— Task description —
Pull every line with the word "into" out of the entries below.

— Input data —

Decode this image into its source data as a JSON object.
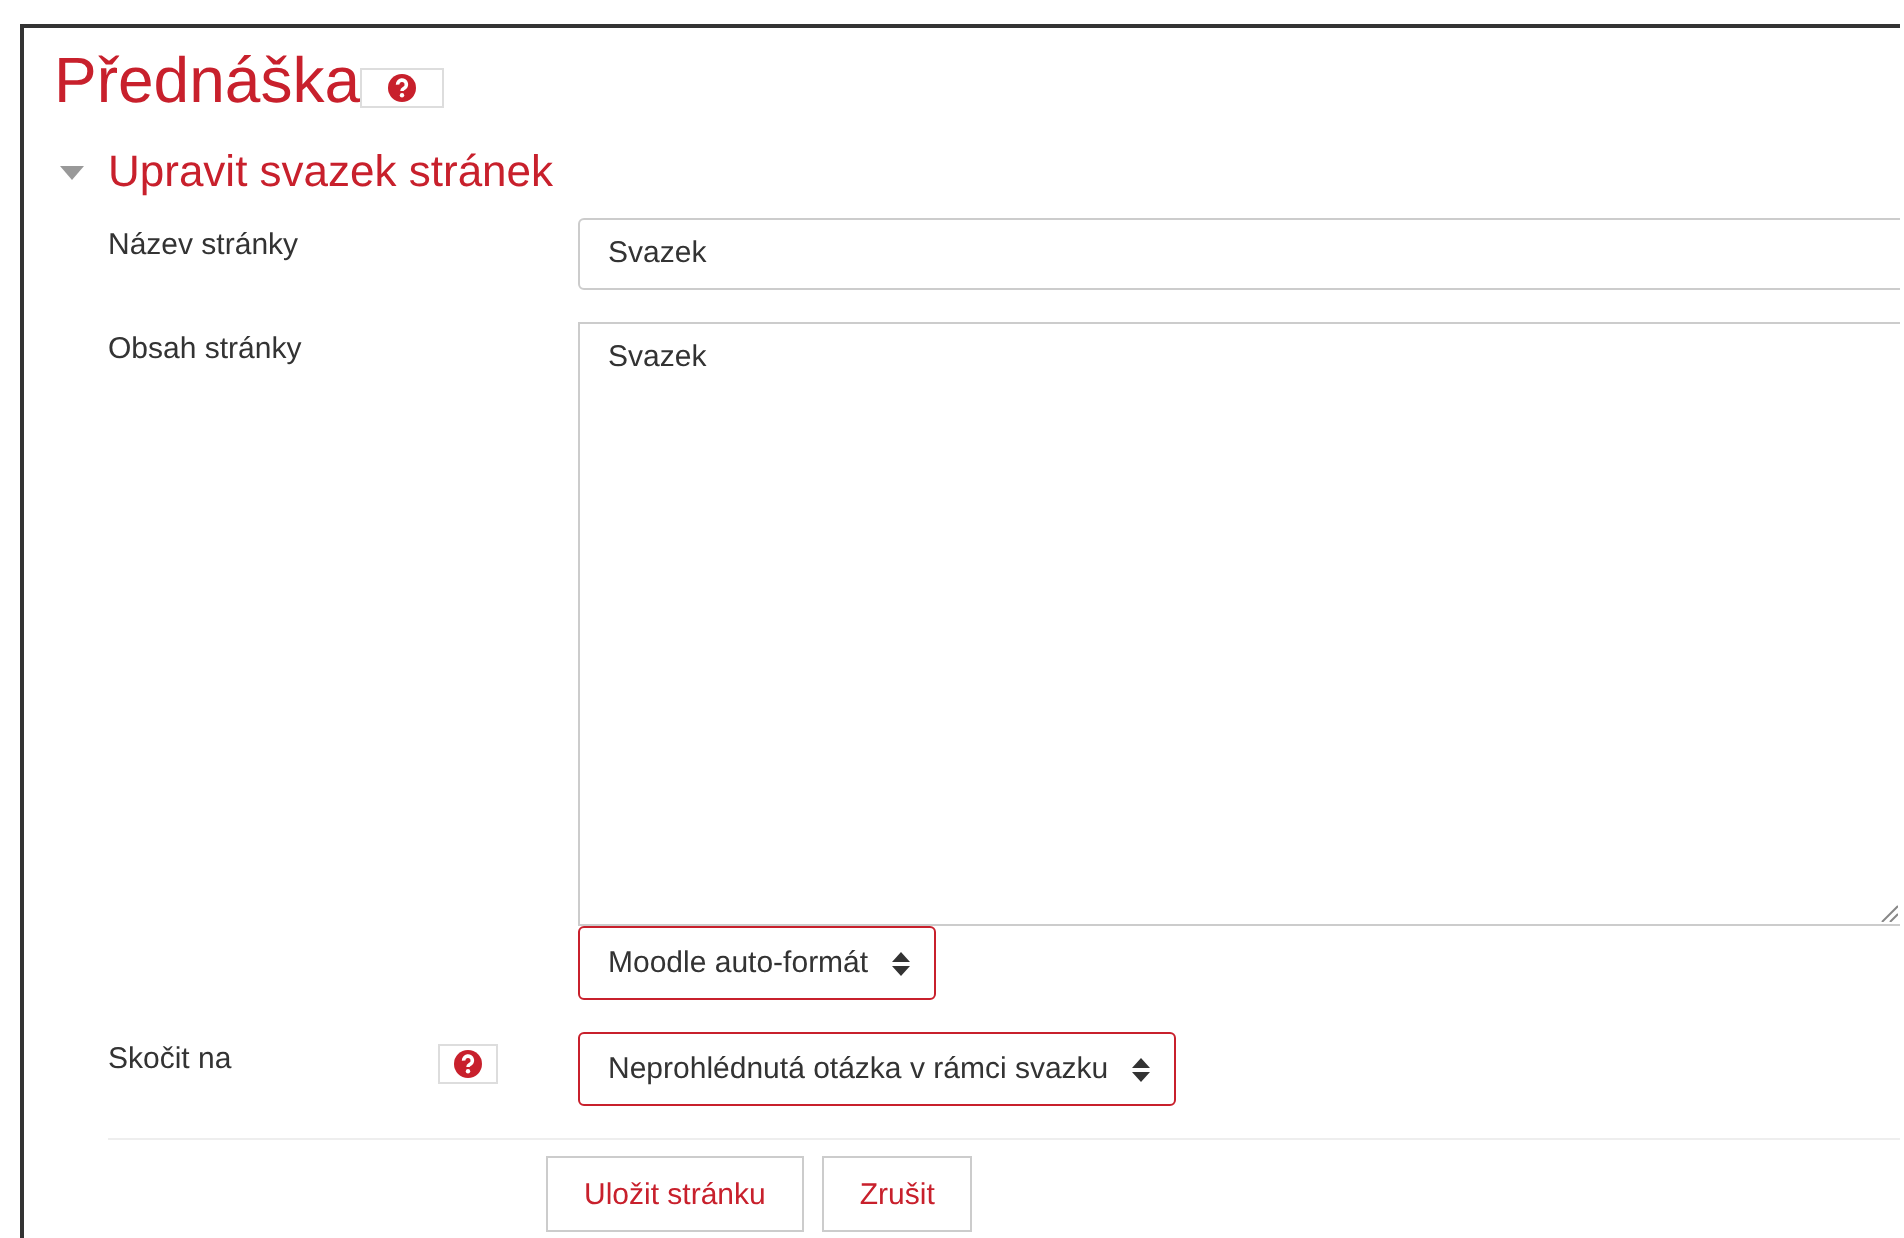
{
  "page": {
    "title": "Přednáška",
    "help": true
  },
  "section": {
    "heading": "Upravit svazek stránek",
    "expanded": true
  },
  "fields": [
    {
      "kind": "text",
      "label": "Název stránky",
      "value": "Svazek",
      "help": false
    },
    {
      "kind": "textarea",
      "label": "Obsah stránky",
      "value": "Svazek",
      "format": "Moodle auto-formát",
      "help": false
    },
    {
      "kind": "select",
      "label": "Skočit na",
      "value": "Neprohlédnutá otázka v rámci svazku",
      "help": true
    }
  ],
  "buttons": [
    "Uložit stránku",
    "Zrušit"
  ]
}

* * *

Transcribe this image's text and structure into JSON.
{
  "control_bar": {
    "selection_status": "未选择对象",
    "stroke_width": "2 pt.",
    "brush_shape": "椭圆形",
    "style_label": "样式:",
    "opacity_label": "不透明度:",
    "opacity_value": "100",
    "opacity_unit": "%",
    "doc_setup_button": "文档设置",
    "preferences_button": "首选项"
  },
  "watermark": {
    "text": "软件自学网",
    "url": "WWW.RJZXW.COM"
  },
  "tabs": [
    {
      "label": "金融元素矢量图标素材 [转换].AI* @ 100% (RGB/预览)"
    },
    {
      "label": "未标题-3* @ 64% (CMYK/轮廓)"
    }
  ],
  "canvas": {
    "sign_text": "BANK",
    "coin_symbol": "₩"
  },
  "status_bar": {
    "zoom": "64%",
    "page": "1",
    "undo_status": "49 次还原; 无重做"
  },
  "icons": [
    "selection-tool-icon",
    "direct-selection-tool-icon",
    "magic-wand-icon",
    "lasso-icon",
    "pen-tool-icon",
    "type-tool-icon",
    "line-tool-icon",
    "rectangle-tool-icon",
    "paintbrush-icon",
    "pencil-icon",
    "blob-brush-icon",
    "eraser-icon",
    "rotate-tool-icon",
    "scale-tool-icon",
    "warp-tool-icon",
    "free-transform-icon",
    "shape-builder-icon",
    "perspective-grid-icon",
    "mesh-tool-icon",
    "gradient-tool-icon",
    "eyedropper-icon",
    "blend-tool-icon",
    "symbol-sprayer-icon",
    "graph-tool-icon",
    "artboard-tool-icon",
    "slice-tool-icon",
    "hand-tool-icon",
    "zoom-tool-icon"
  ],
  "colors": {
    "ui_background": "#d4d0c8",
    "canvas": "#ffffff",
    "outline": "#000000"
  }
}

— Result —
Decode this image into its source data as a JSON object.
Transcribe this image's text and structure into JSON.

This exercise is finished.